_Request_
Search the data below for the word "Маха" and copy each line that holds it.

_Given data_

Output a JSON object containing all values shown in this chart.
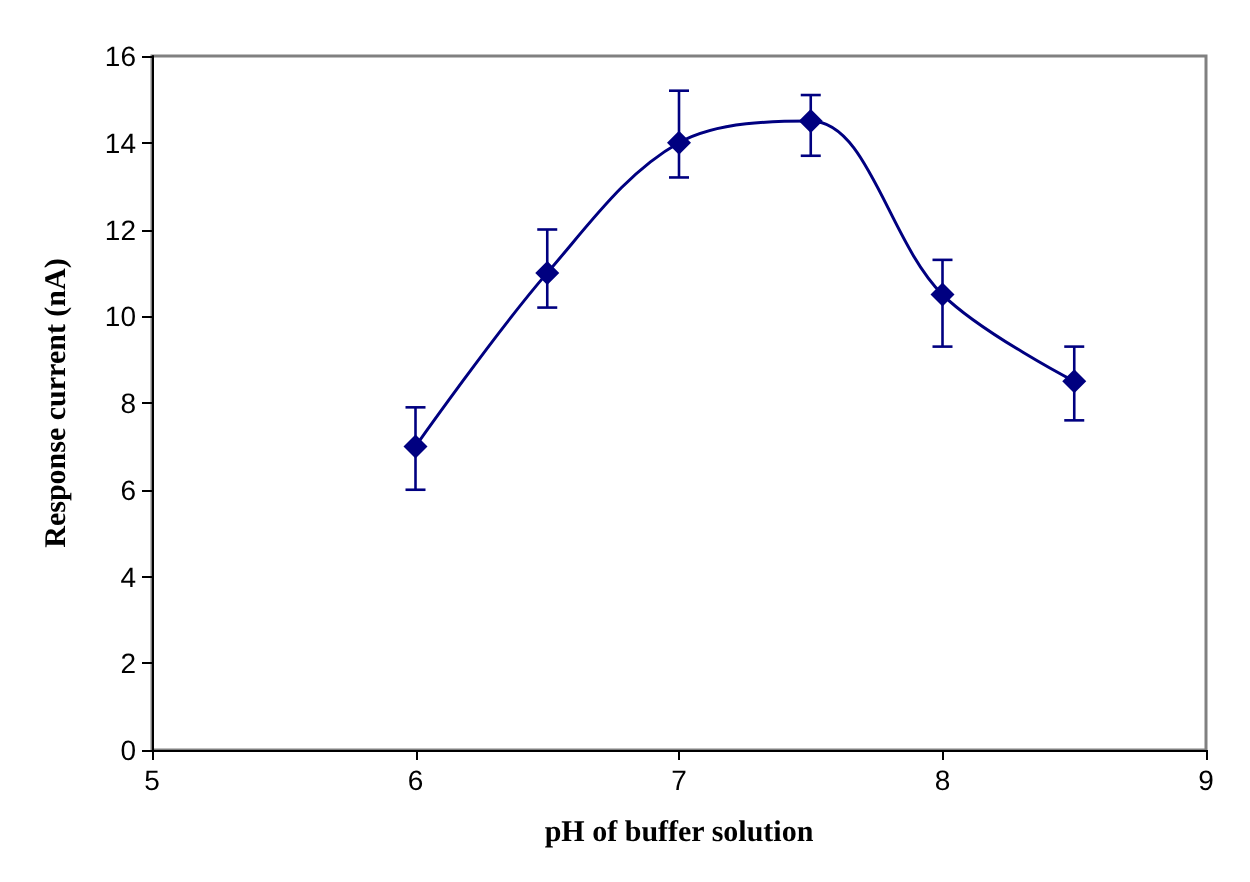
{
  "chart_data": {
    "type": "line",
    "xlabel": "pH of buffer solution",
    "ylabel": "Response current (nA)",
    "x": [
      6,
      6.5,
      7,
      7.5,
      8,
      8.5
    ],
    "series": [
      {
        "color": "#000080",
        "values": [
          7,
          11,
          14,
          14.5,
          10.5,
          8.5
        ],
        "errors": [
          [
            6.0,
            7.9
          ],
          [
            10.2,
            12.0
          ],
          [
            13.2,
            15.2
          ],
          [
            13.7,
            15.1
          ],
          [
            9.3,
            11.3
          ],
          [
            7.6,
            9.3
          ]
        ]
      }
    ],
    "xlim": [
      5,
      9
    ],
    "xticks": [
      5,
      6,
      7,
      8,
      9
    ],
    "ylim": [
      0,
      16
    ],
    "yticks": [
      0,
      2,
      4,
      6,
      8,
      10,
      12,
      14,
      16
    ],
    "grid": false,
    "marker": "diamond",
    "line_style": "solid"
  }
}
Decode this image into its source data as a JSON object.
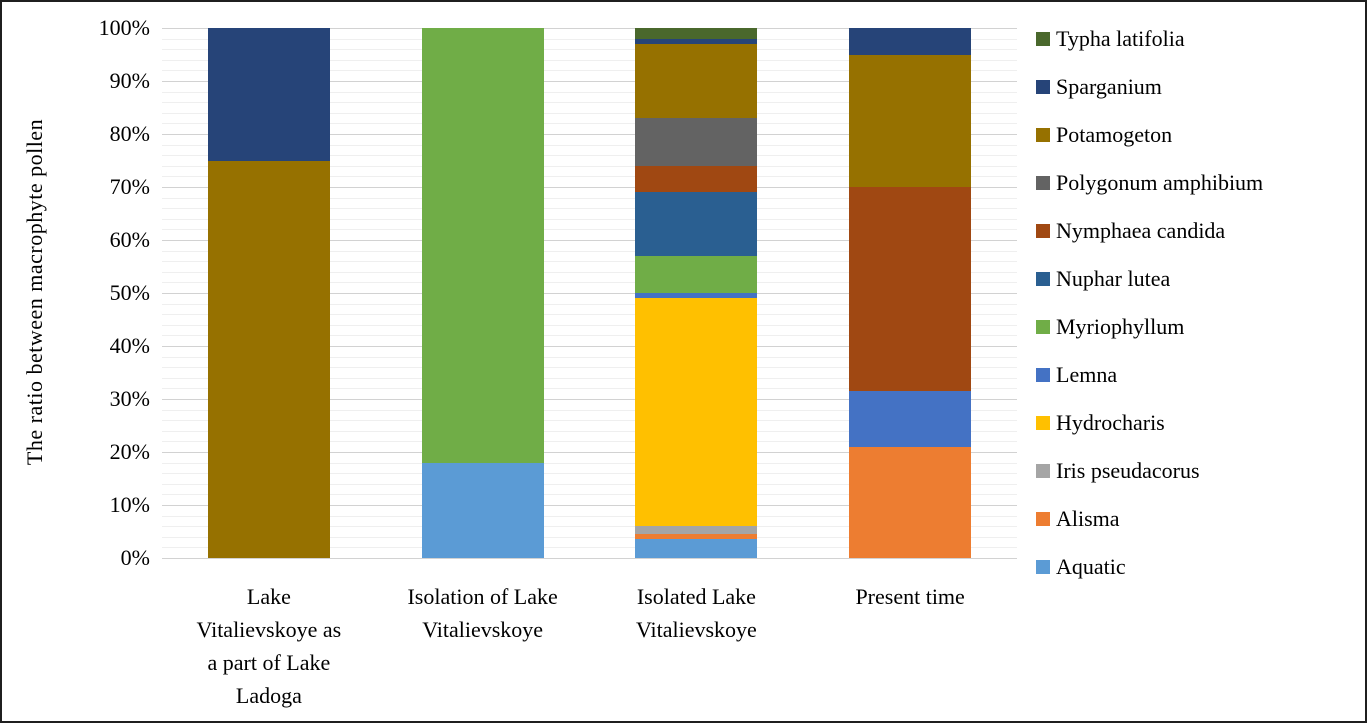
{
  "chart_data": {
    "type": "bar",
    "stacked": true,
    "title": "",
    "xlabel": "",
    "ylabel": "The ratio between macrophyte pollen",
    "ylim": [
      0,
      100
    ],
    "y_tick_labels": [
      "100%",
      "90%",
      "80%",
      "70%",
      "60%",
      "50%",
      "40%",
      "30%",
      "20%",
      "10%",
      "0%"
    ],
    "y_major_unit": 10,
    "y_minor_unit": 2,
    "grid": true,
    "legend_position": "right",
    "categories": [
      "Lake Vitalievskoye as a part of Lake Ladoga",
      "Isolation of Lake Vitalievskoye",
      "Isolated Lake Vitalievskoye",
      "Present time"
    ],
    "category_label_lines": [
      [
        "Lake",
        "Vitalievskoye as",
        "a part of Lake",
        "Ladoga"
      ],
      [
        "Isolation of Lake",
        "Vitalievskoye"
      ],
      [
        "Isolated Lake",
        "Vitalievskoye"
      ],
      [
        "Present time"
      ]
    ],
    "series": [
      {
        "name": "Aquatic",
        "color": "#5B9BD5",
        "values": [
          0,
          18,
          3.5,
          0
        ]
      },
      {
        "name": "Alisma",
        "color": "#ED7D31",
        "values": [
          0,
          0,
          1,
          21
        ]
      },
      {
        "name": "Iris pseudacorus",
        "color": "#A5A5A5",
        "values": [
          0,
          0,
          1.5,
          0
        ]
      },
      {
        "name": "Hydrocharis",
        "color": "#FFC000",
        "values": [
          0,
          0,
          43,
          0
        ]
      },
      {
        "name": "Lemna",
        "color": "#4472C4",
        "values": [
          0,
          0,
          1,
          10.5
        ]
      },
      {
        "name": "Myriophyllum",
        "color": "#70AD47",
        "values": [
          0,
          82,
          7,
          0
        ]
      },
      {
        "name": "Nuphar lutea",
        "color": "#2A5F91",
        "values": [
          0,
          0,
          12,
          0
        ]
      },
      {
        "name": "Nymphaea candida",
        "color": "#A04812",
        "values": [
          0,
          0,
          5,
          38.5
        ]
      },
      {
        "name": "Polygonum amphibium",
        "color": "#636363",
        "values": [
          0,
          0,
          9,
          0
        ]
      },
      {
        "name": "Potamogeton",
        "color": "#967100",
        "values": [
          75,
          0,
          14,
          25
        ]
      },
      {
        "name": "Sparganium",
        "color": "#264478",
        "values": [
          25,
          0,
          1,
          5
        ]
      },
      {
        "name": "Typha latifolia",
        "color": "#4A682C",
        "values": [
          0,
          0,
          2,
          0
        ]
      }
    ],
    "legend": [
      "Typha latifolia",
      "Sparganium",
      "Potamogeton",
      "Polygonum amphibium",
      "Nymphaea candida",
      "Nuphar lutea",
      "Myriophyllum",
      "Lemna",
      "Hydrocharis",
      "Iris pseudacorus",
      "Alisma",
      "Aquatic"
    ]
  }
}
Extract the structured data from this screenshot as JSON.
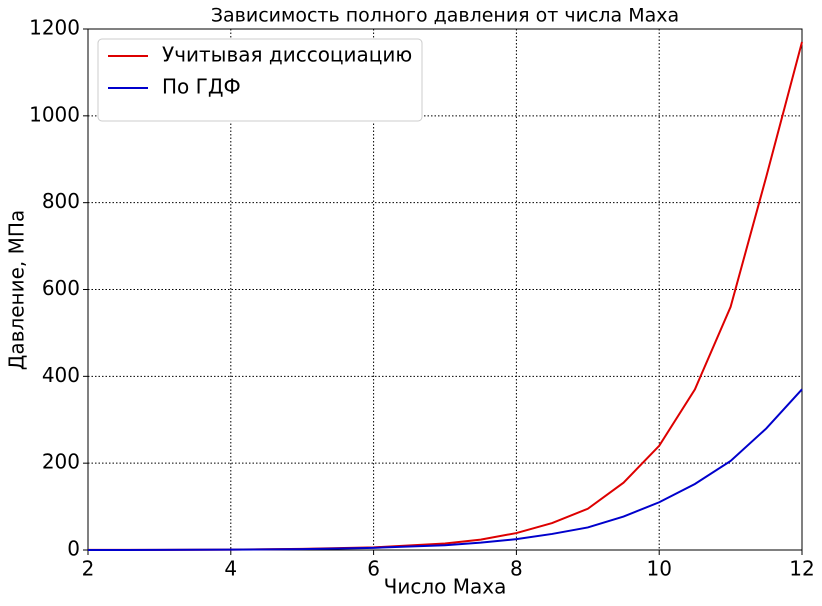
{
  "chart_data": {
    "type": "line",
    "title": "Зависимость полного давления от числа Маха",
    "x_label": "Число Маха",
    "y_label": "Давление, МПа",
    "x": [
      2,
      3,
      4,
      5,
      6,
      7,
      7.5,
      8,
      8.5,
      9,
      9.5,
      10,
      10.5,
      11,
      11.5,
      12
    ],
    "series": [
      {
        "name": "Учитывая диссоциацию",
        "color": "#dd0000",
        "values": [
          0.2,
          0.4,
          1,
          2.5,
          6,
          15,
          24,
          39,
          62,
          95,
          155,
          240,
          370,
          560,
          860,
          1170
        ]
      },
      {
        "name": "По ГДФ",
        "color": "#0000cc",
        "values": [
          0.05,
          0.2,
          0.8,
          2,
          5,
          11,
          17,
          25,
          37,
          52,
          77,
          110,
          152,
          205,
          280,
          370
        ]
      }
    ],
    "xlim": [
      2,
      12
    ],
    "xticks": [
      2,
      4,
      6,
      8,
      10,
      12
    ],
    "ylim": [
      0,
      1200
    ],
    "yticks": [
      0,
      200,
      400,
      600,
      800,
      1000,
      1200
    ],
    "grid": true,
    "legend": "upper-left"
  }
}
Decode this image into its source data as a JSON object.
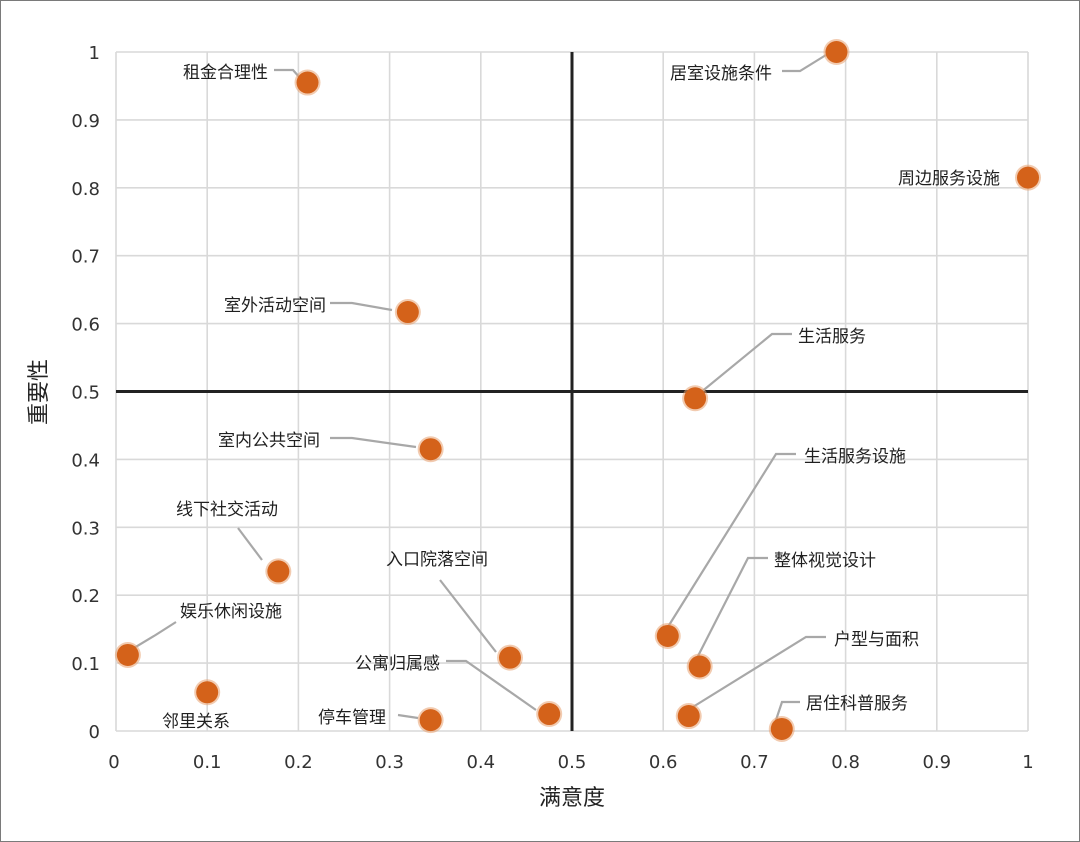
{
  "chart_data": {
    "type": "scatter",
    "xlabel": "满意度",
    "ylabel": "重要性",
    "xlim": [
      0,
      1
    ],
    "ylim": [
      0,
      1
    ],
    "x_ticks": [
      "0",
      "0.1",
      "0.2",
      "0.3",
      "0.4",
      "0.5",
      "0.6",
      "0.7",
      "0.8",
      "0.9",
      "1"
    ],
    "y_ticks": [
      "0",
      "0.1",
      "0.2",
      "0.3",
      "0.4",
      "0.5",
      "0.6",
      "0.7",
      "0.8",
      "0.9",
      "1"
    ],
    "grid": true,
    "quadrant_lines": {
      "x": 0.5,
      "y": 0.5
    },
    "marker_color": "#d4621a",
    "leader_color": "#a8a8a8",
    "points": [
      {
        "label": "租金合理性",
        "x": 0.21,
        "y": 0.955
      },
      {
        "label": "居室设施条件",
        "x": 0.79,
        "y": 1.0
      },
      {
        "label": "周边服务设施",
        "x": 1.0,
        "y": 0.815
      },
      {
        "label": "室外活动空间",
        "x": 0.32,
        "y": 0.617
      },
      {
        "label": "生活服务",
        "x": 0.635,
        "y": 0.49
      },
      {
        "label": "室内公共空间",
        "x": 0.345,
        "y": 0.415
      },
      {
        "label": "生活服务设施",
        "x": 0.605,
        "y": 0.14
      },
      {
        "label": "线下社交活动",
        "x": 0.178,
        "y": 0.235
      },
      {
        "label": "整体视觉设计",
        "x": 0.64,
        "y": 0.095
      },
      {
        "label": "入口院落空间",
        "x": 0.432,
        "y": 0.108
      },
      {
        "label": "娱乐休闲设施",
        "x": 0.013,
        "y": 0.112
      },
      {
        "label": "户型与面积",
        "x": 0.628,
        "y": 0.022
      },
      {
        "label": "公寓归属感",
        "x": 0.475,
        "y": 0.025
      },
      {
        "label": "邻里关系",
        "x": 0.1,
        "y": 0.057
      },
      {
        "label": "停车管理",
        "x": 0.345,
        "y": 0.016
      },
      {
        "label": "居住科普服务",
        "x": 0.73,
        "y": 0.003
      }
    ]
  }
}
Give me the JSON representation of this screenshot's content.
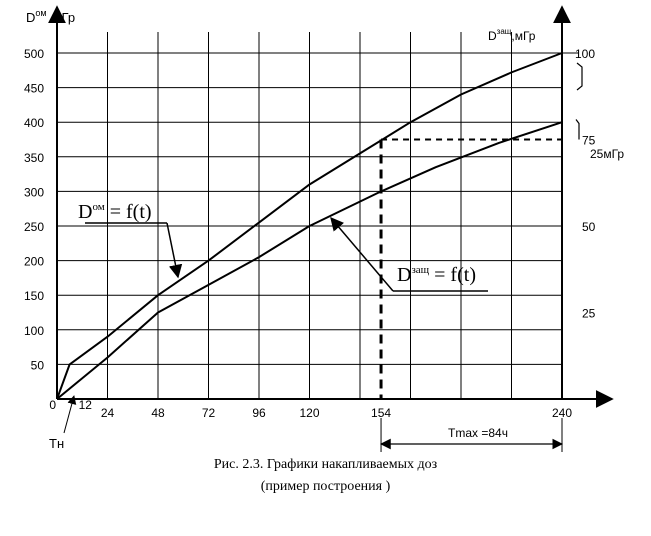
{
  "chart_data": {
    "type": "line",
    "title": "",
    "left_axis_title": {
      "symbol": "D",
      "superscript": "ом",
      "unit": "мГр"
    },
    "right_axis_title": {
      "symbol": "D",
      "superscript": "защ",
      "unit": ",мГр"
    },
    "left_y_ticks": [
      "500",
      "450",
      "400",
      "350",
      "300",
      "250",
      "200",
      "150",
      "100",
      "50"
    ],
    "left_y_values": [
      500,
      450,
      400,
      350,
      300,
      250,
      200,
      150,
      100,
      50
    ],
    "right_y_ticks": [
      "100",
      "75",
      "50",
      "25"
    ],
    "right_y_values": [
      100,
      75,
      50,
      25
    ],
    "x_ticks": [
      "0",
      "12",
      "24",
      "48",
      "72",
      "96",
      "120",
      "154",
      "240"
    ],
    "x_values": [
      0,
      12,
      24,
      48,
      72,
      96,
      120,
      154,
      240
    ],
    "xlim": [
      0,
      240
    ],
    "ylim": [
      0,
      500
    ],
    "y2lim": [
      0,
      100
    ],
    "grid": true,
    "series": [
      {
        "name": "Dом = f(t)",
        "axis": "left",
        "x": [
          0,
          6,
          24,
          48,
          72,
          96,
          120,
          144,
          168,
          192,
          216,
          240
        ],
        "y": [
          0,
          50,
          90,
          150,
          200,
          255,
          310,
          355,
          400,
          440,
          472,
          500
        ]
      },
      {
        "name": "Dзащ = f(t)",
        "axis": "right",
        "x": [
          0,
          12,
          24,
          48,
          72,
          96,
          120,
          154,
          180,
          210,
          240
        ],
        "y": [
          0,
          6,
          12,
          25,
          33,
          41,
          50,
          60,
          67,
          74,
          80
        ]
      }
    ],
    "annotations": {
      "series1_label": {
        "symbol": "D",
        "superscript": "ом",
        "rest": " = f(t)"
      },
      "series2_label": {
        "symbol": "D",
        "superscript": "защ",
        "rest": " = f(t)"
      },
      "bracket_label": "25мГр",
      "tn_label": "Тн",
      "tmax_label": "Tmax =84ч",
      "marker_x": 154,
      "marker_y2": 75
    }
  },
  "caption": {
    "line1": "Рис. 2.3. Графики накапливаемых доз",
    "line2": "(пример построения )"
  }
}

_Response_
    "title": "Зависимость полного давления от числа Маха",
    "x_label": "Число Маха",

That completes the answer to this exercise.